▶ [Entries shown]
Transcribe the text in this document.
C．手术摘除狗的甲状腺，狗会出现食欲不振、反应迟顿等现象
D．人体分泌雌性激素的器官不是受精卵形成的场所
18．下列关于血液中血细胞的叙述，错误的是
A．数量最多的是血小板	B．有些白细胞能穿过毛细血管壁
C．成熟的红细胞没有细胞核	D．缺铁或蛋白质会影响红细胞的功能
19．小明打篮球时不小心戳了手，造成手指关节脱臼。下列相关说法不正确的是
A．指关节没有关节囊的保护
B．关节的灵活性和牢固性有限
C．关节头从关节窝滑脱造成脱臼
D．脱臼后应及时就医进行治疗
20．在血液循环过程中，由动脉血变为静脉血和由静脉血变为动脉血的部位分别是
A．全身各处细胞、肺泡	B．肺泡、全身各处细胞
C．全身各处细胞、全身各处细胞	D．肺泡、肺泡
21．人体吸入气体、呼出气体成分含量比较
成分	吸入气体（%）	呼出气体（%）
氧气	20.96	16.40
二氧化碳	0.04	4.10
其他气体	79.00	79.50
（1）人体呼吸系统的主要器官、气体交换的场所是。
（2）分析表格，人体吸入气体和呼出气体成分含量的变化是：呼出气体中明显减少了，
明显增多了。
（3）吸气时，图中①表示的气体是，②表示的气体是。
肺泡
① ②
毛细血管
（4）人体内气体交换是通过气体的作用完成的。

▶ [Aim of the exercise]
Repeat the material word for word, in full.

▶ [Solution]
Transcribe the text in this document.
C．手术摘除狗的甲状腺，狗会出现食欲不振、反应迟顿等现象
D．人体分泌雌性激素的器官不是受精卵形成的场所
18．下列关于血液中血细胞的叙述，错误的是
A．数量最多的是血小板	B．有些白细胞能穿过毛细血管壁
C．成熟的红细胞没有细胞核	D．缺铁或蛋白质会影响红细胞的功能
19．小明打篮球时不小心戳了手，造成手指关节脱臼。下列相关说法不正确的是
A．指关节没有关节囊的保护
B．关节的灵活性和牢固性有限
C．关节头从关节窝滑脱造成脱臼
D．脱臼后应及时就医进行治疗
20．在血液循环过程中，由动脉血变为静脉血和由静脉血变为动脉血的部位分别是
A．全身各处细胞、肺泡	B．肺泡、全身各处细胞
C．全身各处细胞、全身各处细胞	D．肺泡、肺泡
21．人体吸入气体、呼出气体成分含量比较
成分	吸入气体（%）	呼出气体（%）
氧气	20.96	16.40
二氧化碳	0.04	4.10
其他气体	79.00	79.50
（1）人体呼吸系统的主要器官、气体交换的场所是。
（2）分析表格，人体吸入气体和呼出气体成分含量的变化是：呼出气体中明显减少了，
明显增多了。
（3）吸气时，图中①表示的气体是，②表示的气体是。
肺泡
① ②
毛细血管
（4）人体内气体交换是通过气体的作用完成的。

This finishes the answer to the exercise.